Dataset records on visual material:
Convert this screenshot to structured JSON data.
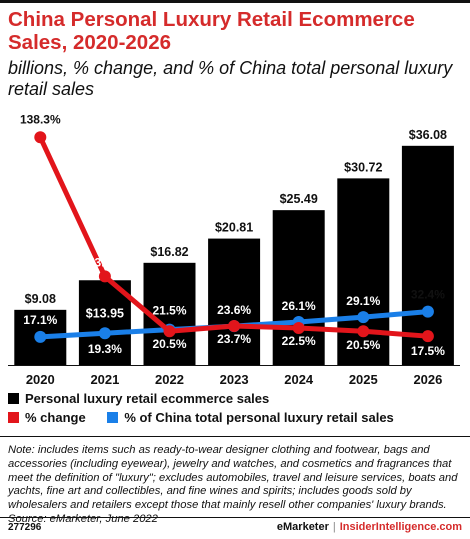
{
  "header": {
    "title": "China Personal Luxury Retail Ecommerce Sales, 2020-2026",
    "subtitle": "billions, % change, and % of China total personal luxury retail sales"
  },
  "chart_data": {
    "type": "bar",
    "categories": [
      "2020",
      "2021",
      "2022",
      "2023",
      "2024",
      "2025",
      "2026"
    ],
    "series": [
      {
        "name": "Personal luxury retail ecommerce sales",
        "kind": "bar",
        "color": "#000000",
        "values": [
          9.08,
          13.95,
          16.82,
          20.81,
          25.49,
          30.72,
          36.08
        ],
        "labels": [
          "$9.08",
          "$13.95",
          "$16.82",
          "$20.81",
          "$25.49",
          "$30.72",
          "$36.08"
        ]
      },
      {
        "name": "% change",
        "kind": "line",
        "color": "#e2151b",
        "values": [
          138.3,
          53.8,
          20.5,
          23.7,
          22.5,
          20.5,
          17.5
        ],
        "labels": [
          "138.3%",
          "53.8%",
          "20.5%",
          "23.7%",
          "22.5%",
          "20.5%",
          "17.5%"
        ]
      },
      {
        "name": "% of China total personal luxury retail sales",
        "kind": "line",
        "color": "#1a7fe8",
        "values": [
          17.1,
          19.3,
          21.5,
          23.6,
          26.1,
          29.1,
          32.4
        ],
        "labels": [
          "17.1%",
          "19.3%",
          "21.5%",
          "23.6%",
          "26.1%",
          "29.1%",
          "32.4%"
        ]
      }
    ],
    "grid": false,
    "legend": "bottom"
  },
  "note": "Note: includes items such as ready-to-wear designer clothing and footwear, bags and accessories (including eyewear), jewelry and watches, and cosmetics and fragrances that meet the definition of \"luxury\"; excludes automobiles, travel and leisure services, boats and yachts, fine art and collectibles, and fine wines and spirits; includes goods sold by wholesalers and retailers except those that mainly resell other companies' luxury brands.",
  "source": "Source: eMarketer, June 2022",
  "footer": {
    "id": "277296",
    "brand": "eMarketer",
    "separator": "|",
    "site": "InsiderIntelligence.com"
  },
  "colors": {
    "title": "#d52b2b",
    "bar": "#000000",
    "change_line": "#e2151b",
    "share_line": "#1a7fe8",
    "site_link": "#d52b2b"
  }
}
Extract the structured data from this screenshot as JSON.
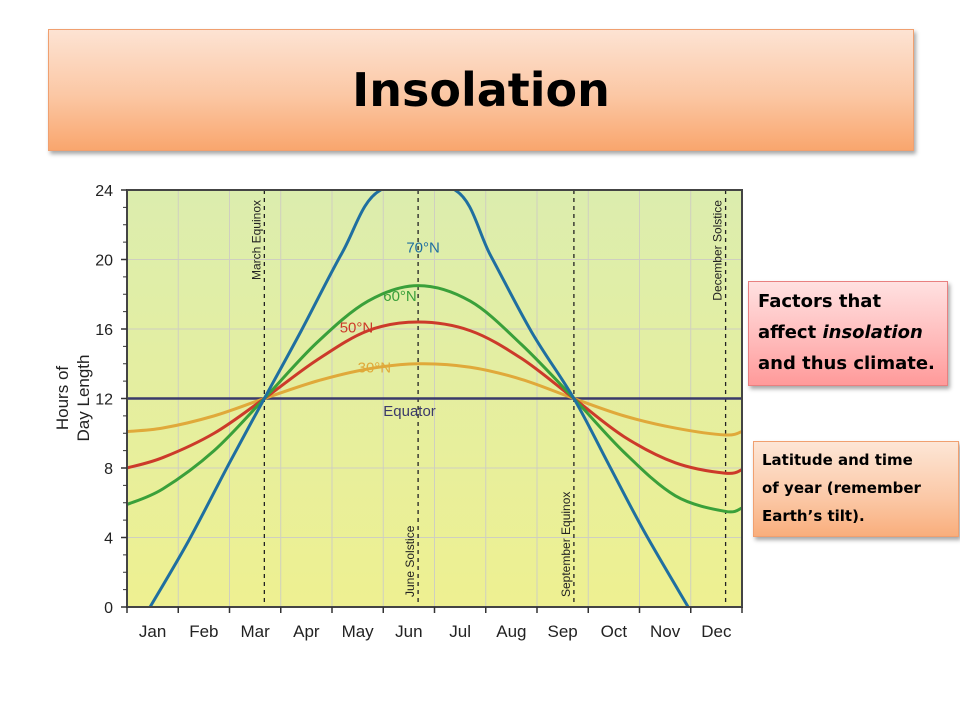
{
  "slide": {
    "title": "Insolation",
    "note1": {
      "line1": "Factors that",
      "line2_pre": "affect ",
      "line2_italic": "insolation",
      "line3": "and thus climate."
    },
    "note2": {
      "line1": "Latitude and time",
      "line2": "of year (remember",
      "line3": "Earth’s tilt)."
    }
  },
  "colors": {
    "equator": "#3a3a6a",
    "30N": "#e0a93a",
    "50N": "#cc3a2a",
    "60N": "#3aa03a",
    "70N": "#1f6fa0",
    "plot_bg_top": "#dcedae",
    "plot_bg_bottom": "#eef091"
  },
  "chart_data": {
    "type": "line",
    "ylabel_line1": "Hours of",
    "ylabel_line2": "Day Length",
    "ylim": [
      0,
      24
    ],
    "yticks": [
      "0",
      "4",
      "8",
      "12",
      "16",
      "20",
      "24"
    ],
    "x_categories": [
      "Jan",
      "Feb",
      "Mar",
      "Apr",
      "May",
      "Jun",
      "Jul",
      "Aug",
      "Sep",
      "Oct",
      "Nov",
      "Dec"
    ],
    "grid": true,
    "markers": [
      {
        "label": "March Equinox",
        "month": 2.68
      },
      {
        "label": "June Solstice",
        "month": 5.68
      },
      {
        "label": "September Equinox",
        "month": 8.72
      },
      {
        "label": "December Solstice",
        "month": 11.68
      }
    ],
    "series": [
      {
        "name": "Equator",
        "color_key": "equator",
        "x": [
          0,
          12
        ],
        "values": [
          12,
          12
        ]
      },
      {
        "name": "30°N",
        "color_key": "30N",
        "x": [
          0,
          0.7,
          1.7,
          2.68,
          3.7,
          4.7,
          5.68,
          6.7,
          7.7,
          8.72,
          9.7,
          10.7,
          11.68,
          12
        ],
        "values": [
          10.1,
          10.3,
          11.0,
          12.0,
          13.0,
          13.7,
          14.0,
          13.8,
          13.1,
          12.0,
          11.0,
          10.3,
          9.9,
          10.1
        ]
      },
      {
        "name": "50°N",
        "color_key": "50N",
        "x": [
          0,
          0.7,
          1.7,
          2.68,
          3.7,
          4.7,
          5.68,
          6.7,
          7.7,
          8.72,
          9.7,
          10.7,
          11.68,
          12
        ],
        "values": [
          8.0,
          8.6,
          10.0,
          12.0,
          14.2,
          15.9,
          16.4,
          15.9,
          14.3,
          12.0,
          9.8,
          8.3,
          7.7,
          7.9
        ]
      },
      {
        "name": "60°N",
        "color_key": "60N",
        "x": [
          0,
          0.7,
          1.7,
          2.68,
          3.7,
          4.7,
          5.68,
          6.7,
          7.7,
          8.72,
          9.7,
          10.7,
          11.68,
          12
        ],
        "values": [
          5.9,
          6.8,
          9.0,
          12.0,
          15.2,
          17.6,
          18.5,
          17.6,
          15.1,
          12.0,
          8.9,
          6.4,
          5.5,
          5.7
        ]
      },
      {
        "name": "70°N",
        "color_key": "70N",
        "x": [
          0.45,
          1.2,
          2.0,
          2.68,
          3.4,
          4.2,
          4.95,
          6.4,
          7.1,
          7.9,
          8.72,
          9.4,
          10.1,
          10.95
        ],
        "values": [
          0,
          3.8,
          8.3,
          12.0,
          15.9,
          20.4,
          24,
          24,
          20.2,
          15.8,
          12.0,
          8.2,
          4.3,
          0
        ]
      }
    ]
  }
}
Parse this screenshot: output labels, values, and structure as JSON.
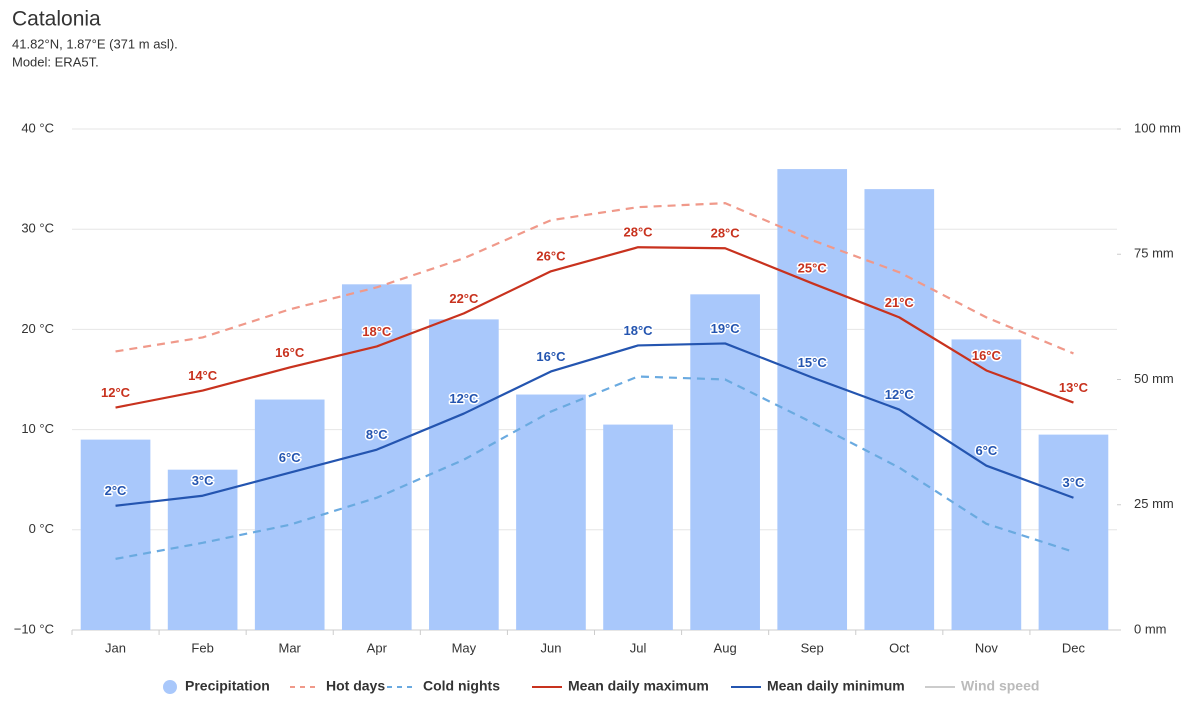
{
  "chart_data": {
    "type": "bar-line",
    "title": "Catalonia",
    "subtitle": [
      "41.82°N, 1.87°E (371 m asl).",
      "Model: ERA5T."
    ],
    "categories": [
      "Jan",
      "Feb",
      "Mar",
      "Apr",
      "May",
      "Jun",
      "Jul",
      "Aug",
      "Sep",
      "Oct",
      "Nov",
      "Dec"
    ],
    "ylim": [
      -10,
      40
    ],
    "yticks": [
      {
        "value": -10,
        "label": "−10 °C"
      },
      {
        "value": 0,
        "label": "0 °C"
      },
      {
        "value": 10,
        "label": "10 °C"
      },
      {
        "value": 20,
        "label": "20 °C"
      },
      {
        "value": 30,
        "label": "30 °C"
      },
      {
        "value": 40,
        "label": "40 °C"
      }
    ],
    "y2lim": [
      0,
      100
    ],
    "y2ticks": [
      {
        "value": 0,
        "label": "0 mm"
      },
      {
        "value": 25,
        "label": "25 mm"
      },
      {
        "value": 50,
        "label": "50 mm"
      },
      {
        "value": 75,
        "label": "75 mm"
      },
      {
        "value": 100,
        "label": "100 mm"
      }
    ],
    "grid": true,
    "legend": "bottom",
    "series": [
      {
        "name": "Precipitation",
        "type": "bar",
        "axis": "y2",
        "color": "#a9c8fb",
        "values": [
          38,
          32,
          46,
          69,
          62,
          47,
          41,
          67,
          92,
          88,
          58,
          39
        ]
      },
      {
        "name": "Hot days",
        "type": "line",
        "dashed": true,
        "color": "#f0998a",
        "values": [
          17.8,
          19.2,
          22,
          24.2,
          27.1,
          30.9,
          32.2,
          32.6,
          28.9,
          25.7,
          21.2,
          17.6
        ]
      },
      {
        "name": "Cold nights",
        "type": "line",
        "dashed": true,
        "color": "#6aaae0",
        "values": [
          -2.9,
          -1.3,
          0.5,
          3.2,
          7,
          11.8,
          15.3,
          15,
          10.7,
          6.2,
          0.6,
          -2.2
        ]
      },
      {
        "name": "Mean daily maximum",
        "type": "line",
        "color": "#c8321e",
        "values": [
          12.2,
          13.9,
          16.2,
          18.3,
          21.6,
          25.8,
          28.2,
          28.1,
          24.6,
          21.2,
          15.9,
          12.7
        ],
        "value_labels": [
          "12°C",
          "14°C",
          "16°C",
          "18°C",
          "22°C",
          "26°C",
          "28°C",
          "28°C",
          "25°C",
          "21°C",
          "16°C",
          "13°C"
        ]
      },
      {
        "name": "Mean daily minimum",
        "type": "line",
        "color": "#2455b0",
        "values": [
          2.4,
          3.4,
          5.7,
          8.0,
          11.6,
          15.8,
          18.4,
          18.6,
          15.2,
          12.0,
          6.4,
          3.2
        ],
        "value_labels": [
          "2°C",
          "3°C",
          "6°C",
          "8°C",
          "12°C",
          "16°C",
          "18°C",
          "19°C",
          "15°C",
          "12°C",
          "6°C",
          "3°C"
        ]
      },
      {
        "name": "Wind speed",
        "type": "line",
        "visible": false,
        "color": "#999999"
      }
    ]
  }
}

## Task to complete
Copy every line of the records above that contains "JSON".

## Solution to the exercise
Convert this screenshot to structured JSON data.
Extract the structured data from this screenshot as JSON.
Parse this screenshot: output labels, values, and structure as JSON.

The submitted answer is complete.